↓

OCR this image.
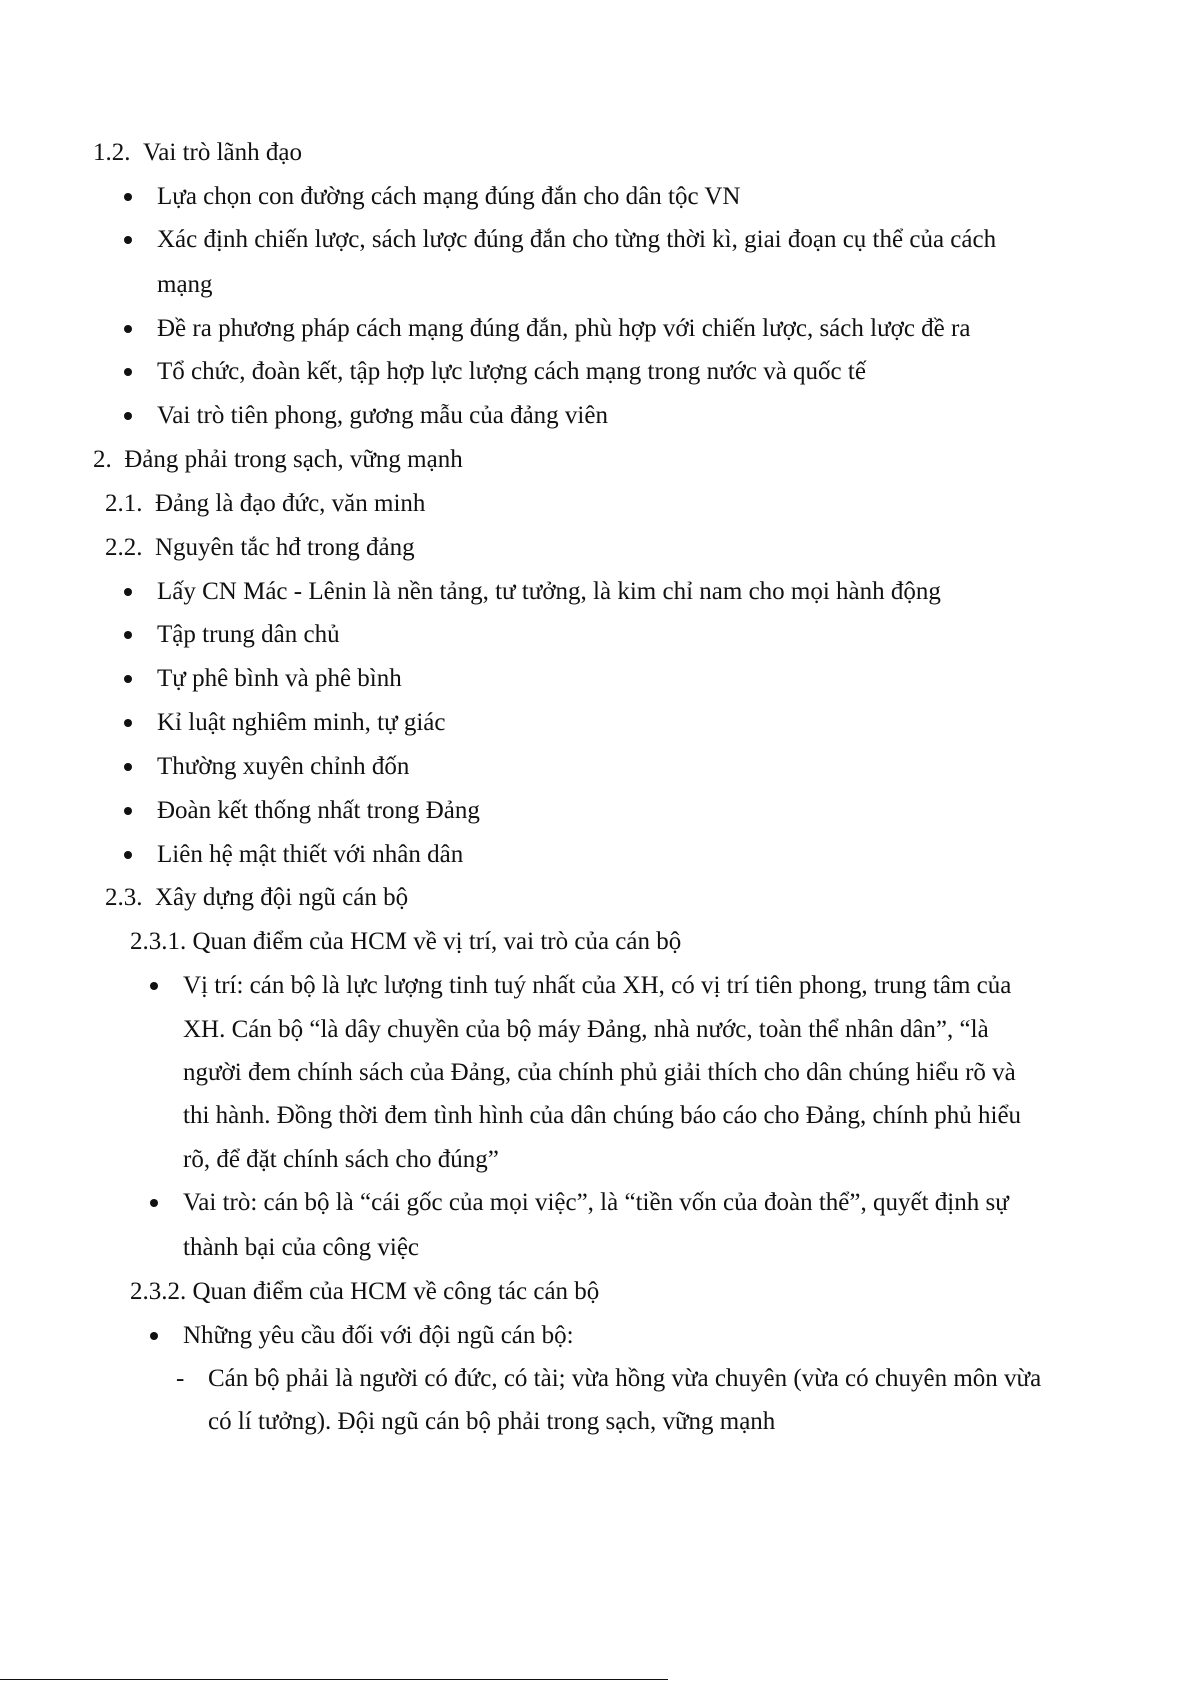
1.2. Vai trò lãnh đạo
Lựa chọn con đường cách mạng đúng đắn cho dân tộc VN
Xác định chiến lược, sách lược đúng đắn cho từng thời kì, giai đoạn cụ thể của cách
mạng
Đề ra phương pháp cách mạng đúng đắn, phù hợp với chiến lược, sách lược đề ra
Tổ chức, đoàn kết, tập hợp lực lượng cách mạng trong nước và quốc tế
Vai trò tiên phong, gương mẫu của đảng viên
2. Đảng phải trong sạch, vững mạnh
2.1. Đảng là đạo đức, văn minh
2.2. Nguyên tắc hđ trong đảng
Lấy CN Mác - Lênin là nền tảng, tư tưởng, là kim chỉ nam cho mọi hành động
Tập trung dân chủ
Tự phê bình và phê bình
Kỉ luật nghiêm minh, tự giác
Thường xuyên chỉnh đốn
Đoàn kết thống nhất trong Đảng
Liên hệ mật thiết với nhân dân
2.3. Xây dựng đội ngũ cán bộ
2.3.1. Quan điểm của HCM về vị trí, vai trò của cán bộ
Vị trí: cán bộ là lực lượng tinh tuý nhất của XH, có vị trí tiên phong, trung tâm của
XH. Cán bộ “là dây chuyền của bộ máy Đảng, nhà nước, toàn thể nhân dân”, “là
người đem chính sách của Đảng, của chính phủ giải thích cho dân chúng hiểu rõ và
thi hành. Đồng thời đem tình hình của dân chúng báo cáo cho Đảng, chính phủ hiểu
rõ, để đặt chính sách cho đúng”
Vai trò: cán bộ là “cái gốc của mọi việc”, là “tiền vốn của đoàn thể”, quyết định sự
thành bại của công việc
2.3.2. Quan điểm của HCM về công tác cán bộ
Những yêu cầu đối với đội ngũ cán bộ:
- Cán bộ phải là người có đức, có tài; vừa hồng vừa chuyên (vừa có chuyên môn vừa
có lí tưởng). Đội ngũ cán bộ phải trong sạch, vững mạnh
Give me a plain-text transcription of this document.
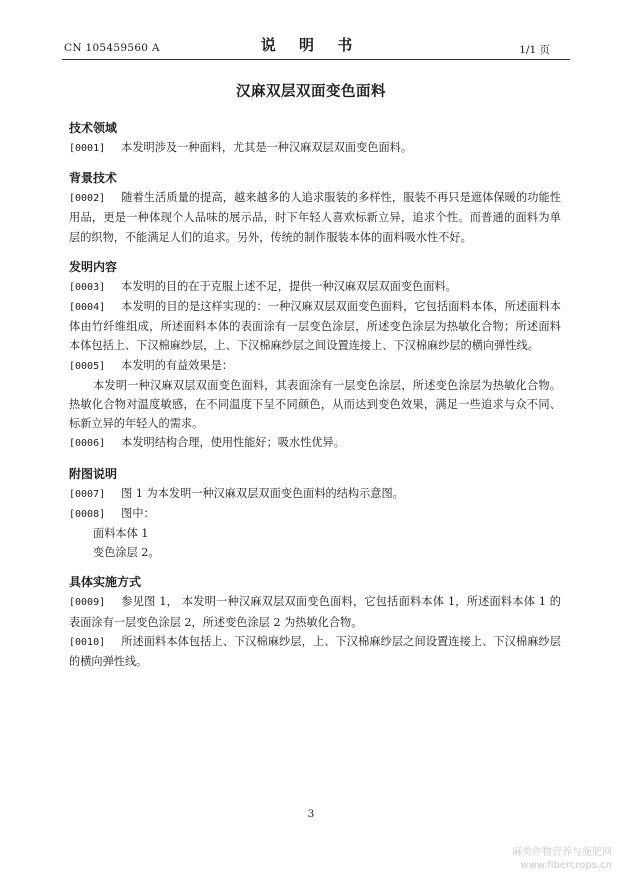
CN 105459560 A	说 明 书	1/1 页
汉麻双层双面变色面料

技术领域

[0001] 本发明涉及一种面料，尤其是一种汉麻双层双面变色面料。

背景技术

[0002] 随着生活质量的提高，越来越多的人追求服装的多样性，服装不再只是遮体保暖的功能性用品，更是一种体现个人品味的展示品，时下年轻人喜欢标新立异，追求个性。而普通的面料为单层的织物，不能满足人们的追求。另外，传统的制作服装本体的面料吸水性不好。

发明内容

[0003] 本发明的目的在于克服上述不足，提供一种汉麻双层双面变色面料。

[0004] 本发明的目的是这样实现的：一种汉麻双层双面变色面料，它包括面料本体，所述面料本体由竹纤维组成，所述面料本体的表面涂有一层变色涂层，所述变色涂层为热敏化合物；所述面料本体包括上、下汉棉麻纱层，上、下汉棉麻纱层之间设置连接上、下汉棉麻纱层的横向弹性线。

[0005] 本发明的有益效果是：

本发明一种汉麻双层双面变色面料，其表面涂有一层变色涂层，所述变色涂层为热敏化合物。热敏化合物对温度敏感，在不同温度下呈不同颜色，从而达到变色效果，满足一些追求与众不同、标新立异的年轻人的需求。

[0006] 本发明结构合理，使用性能好；吸水性优异。

附图说明

[0007] 图 1 为本发明一种汉麻双层双面变色面料的结构示意图。

[0008] 图中：

面料本体 1

变色涂层 2。

具体实施方式

[0009] 参见图 1， 本发明一种汉麻双层双面变色面料，它包括面料本体 1，所述面料本体 1 的表面涂有一层变色涂层 2，所述变色涂层 2 为热敏化合物。

[0010] 所述面料本体包括上、下汉棉麻纱层，上、下汉棉麻纱层之间设置连接上、下汉棉麻纱层的横向弹性线。

3
麻类作物营养与施肥网
www.fibercrops.cn
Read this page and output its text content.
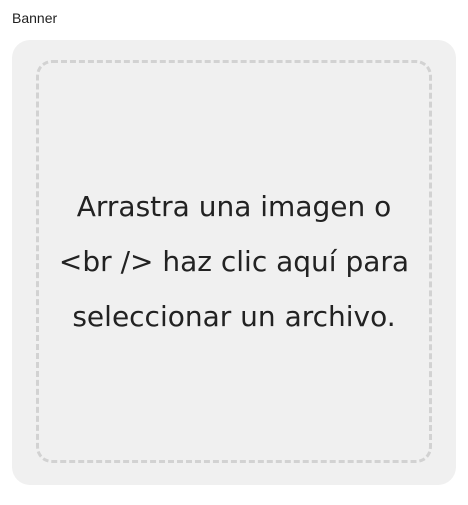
Banner

Arrastra una imagen o <br /> haz clic aquí para seleccionar un archivo.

↑

_EXERCISE TASK:_
Without the pictures, repeat exactly the lines running from the line containing "Give me a plain-text" through the end of the data, both ends included.

_THE COMPLETED TASK:_
Give me a plain-text transcription of this document.
CN 105459560 A	说 明 书	1/1 页
汉麻双层双面变色面料

技术领域

[0001] 本发明涉及一种面料，尤其是一种汉麻双层双面变色面料。

背景技术

[0002] 随着生活质量的提高，越来越多的人追求服装的多样性，服装不再只是遮体保暖的功能性用品，更是一种体现个人品味的展示品，时下年轻人喜欢标新立异，追求个性。而普通的面料为单层的织物，不能满足人们的追求。另外，传统的制作服装本体的面料吸水性不好。

发明内容

[0003] 本发明的目的在于克服上述不足，提供一种汉麻双层双面变色面料。

[0004] 本发明的目的是这样实现的：一种汉麻双层双面变色面料，它包括面料本体，所述面料本体由竹纤维组成，所述面料本体的表面涂有一层变色涂层，所述变色涂层为热敏化合物；所述面料本体包括上、下汉棉麻纱层，上、下汉棉麻纱层之间设置连接上、下汉棉麻纱层的横向弹性线。

[0005] 本发明的有益效果是：

本发明一种汉麻双层双面变色面料，其表面涂有一层变色涂层，所述变色涂层为热敏化合物。热敏化合物对温度敏感，在不同温度下呈不同颜色，从而达到变色效果，满足一些追求与众不同、标新立异的年轻人的需求。

[0006] 本发明结构合理，使用性能好；吸水性优异。

附图说明

[0007] 图 1 为本发明一种汉麻双层双面变色面料的结构示意图。

[0008] 图中：

面料本体 1

变色涂层 2。

具体实施方式

[0009] 参见图 1， 本发明一种汉麻双层双面变色面料，它包括面料本体 1，所述面料本体 1 的表面涂有一层变色涂层 2，所述变色涂层 2 为热敏化合物。

[0010] 所述面料本体包括上、下汉棉麻纱层，上、下汉棉麻纱层之间设置连接上、下汉棉麻纱层的横向弹性线。

3
麻类作物营养与施肥网
www.fibercrops.cn
Read this page and output its text content.
Banner

Arrastra una imagen o <br /> haz clic aquí para seleccionar un archivo.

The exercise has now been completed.